Exercise brief:
Pull out every line of the listing below that contains the string "zealand".

Items:

---

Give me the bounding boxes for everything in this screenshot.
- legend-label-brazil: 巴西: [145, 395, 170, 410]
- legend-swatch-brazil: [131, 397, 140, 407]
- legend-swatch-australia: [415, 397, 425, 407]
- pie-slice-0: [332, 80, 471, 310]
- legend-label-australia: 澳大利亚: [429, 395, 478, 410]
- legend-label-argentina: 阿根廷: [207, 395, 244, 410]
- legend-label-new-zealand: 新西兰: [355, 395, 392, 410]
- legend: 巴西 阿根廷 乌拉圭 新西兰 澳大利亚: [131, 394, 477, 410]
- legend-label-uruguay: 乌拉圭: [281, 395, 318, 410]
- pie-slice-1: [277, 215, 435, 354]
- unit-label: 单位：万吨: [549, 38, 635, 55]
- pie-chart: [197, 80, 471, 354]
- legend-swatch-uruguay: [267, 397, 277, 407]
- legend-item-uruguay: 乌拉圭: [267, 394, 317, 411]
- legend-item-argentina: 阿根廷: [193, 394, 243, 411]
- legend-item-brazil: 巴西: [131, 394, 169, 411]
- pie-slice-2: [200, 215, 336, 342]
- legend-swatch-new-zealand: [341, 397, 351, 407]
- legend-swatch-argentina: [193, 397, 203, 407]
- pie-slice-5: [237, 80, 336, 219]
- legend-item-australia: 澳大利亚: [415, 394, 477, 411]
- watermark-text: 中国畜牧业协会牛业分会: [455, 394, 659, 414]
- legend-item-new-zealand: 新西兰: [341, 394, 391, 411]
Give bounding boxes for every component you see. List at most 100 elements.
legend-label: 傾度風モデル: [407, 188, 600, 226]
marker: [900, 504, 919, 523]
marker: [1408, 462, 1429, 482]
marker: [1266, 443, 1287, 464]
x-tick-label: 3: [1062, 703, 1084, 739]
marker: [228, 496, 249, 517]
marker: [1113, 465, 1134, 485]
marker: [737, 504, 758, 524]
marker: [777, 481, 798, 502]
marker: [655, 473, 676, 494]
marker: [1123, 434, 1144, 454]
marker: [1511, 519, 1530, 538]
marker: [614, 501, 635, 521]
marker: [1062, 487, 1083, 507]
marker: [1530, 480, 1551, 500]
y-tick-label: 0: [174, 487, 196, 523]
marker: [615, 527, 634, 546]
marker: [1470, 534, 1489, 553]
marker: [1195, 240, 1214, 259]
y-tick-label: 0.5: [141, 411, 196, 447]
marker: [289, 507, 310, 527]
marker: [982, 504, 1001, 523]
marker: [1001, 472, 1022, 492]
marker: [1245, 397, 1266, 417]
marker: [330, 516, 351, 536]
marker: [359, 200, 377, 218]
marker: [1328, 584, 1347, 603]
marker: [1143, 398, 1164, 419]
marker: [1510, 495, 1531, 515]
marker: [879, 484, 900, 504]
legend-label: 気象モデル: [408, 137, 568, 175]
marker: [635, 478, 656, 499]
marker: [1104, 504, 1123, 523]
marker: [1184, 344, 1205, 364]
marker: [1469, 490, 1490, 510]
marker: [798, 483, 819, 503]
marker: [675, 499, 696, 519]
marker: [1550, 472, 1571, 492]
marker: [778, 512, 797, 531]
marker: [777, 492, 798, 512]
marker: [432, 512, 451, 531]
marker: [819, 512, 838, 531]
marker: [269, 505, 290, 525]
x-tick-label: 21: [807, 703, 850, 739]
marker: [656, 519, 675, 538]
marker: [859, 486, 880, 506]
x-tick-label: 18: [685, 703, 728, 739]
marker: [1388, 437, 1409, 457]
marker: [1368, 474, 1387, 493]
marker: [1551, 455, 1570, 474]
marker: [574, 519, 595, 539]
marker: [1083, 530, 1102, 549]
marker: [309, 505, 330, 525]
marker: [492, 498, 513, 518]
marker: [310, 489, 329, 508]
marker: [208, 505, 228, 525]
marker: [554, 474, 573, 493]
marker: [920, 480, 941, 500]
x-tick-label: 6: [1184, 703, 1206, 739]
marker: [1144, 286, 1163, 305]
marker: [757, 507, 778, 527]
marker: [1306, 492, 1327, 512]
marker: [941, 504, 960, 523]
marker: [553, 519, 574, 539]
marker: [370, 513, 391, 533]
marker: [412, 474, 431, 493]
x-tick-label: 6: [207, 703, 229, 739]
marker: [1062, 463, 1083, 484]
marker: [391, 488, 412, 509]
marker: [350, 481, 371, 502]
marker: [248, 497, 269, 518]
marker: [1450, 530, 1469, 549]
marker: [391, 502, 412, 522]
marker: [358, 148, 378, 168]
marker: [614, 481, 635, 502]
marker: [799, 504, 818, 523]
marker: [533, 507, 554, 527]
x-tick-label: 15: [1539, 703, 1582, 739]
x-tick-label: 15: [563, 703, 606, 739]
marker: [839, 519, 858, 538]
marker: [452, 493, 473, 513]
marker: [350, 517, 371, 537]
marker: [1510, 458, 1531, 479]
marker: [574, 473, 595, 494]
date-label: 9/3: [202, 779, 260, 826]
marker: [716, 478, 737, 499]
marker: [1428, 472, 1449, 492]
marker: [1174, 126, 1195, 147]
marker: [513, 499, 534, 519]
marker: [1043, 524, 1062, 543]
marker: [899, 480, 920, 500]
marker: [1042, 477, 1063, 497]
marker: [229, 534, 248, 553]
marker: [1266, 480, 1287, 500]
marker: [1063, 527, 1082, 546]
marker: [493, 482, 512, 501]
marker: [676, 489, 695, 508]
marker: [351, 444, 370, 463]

---

Finished task:
- legend-label-new-zealand: 新西兰: [355, 395, 392, 410]
- legend-swatch-new-zealand: [341, 397, 351, 407]
- legend-item-new-zealand: 新西兰: [341, 394, 391, 411]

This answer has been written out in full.